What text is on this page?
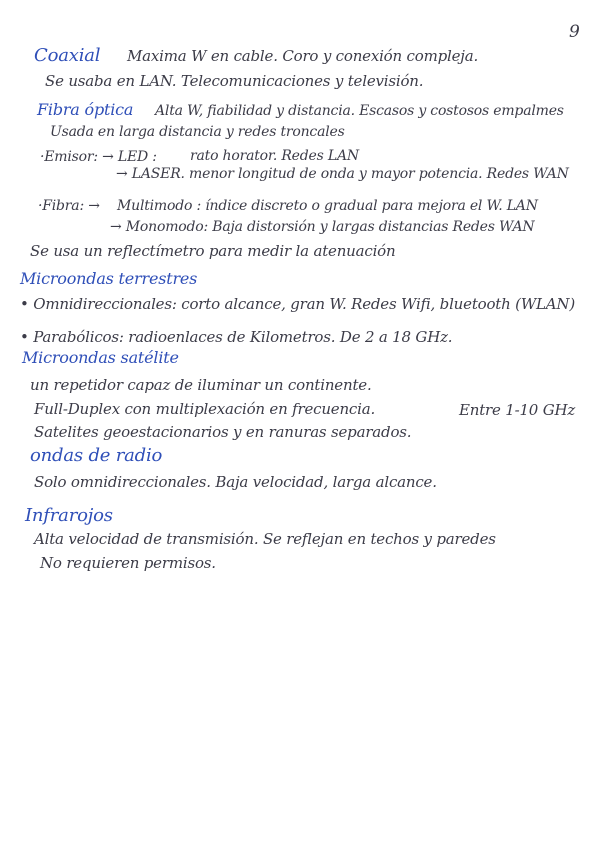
9
Coaxial Maxima W en cable. Coro y conexión compleja.
Se usaba en LAN. Telecomunicaciones y televisión.
Fibra óptica Alta W, fiabilidad y distancia. Escasos y costosos empalmes
Usada en larga distancia y redes troncales
·Emisor: → LED : rato horator. Redes LAN
→ LASER. menor longitud de onda y mayor potencia. Redes WAN
·Fibra: → Multimodo : índice discreto o gradual para mejora el W. LAN
→ Monomodo: Baja distorsión y largas distancias Redes WAN
Se usa un reflectímetro para medir la atenuación
Microondas terrestres
• Omnidireccionales: corto alcance, gran W. Redes Wifi, bluetooth (WLAN)
• Parabólicos: radioenlaces de Kilometros. De 2 a 18 GHz.
Microondas satélite
un repetidor capaz de iluminar un continente.
Full-Duplex con multiplexación en frecuencia.	Entre 1-10 GHz
Satelites geoestacionarios y en ranuras separados.
ondas de radio
Solo omnidireccionales. Baja velocidad, larga alcance.
Infrarojos
Alta velocidad de transmisión. Se reflejan en techos y paredes
No requieren permisos.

+ + + + +

- _OBJECTIVE_: Lines of the material that contain the word "Baja" are to be gathered.

- _FINISHED TASK_:
→ Monomodo: Baja distorsión y largas distancias Redes WAN
Solo omnidireccionales. Baja velocidad, larga alcance.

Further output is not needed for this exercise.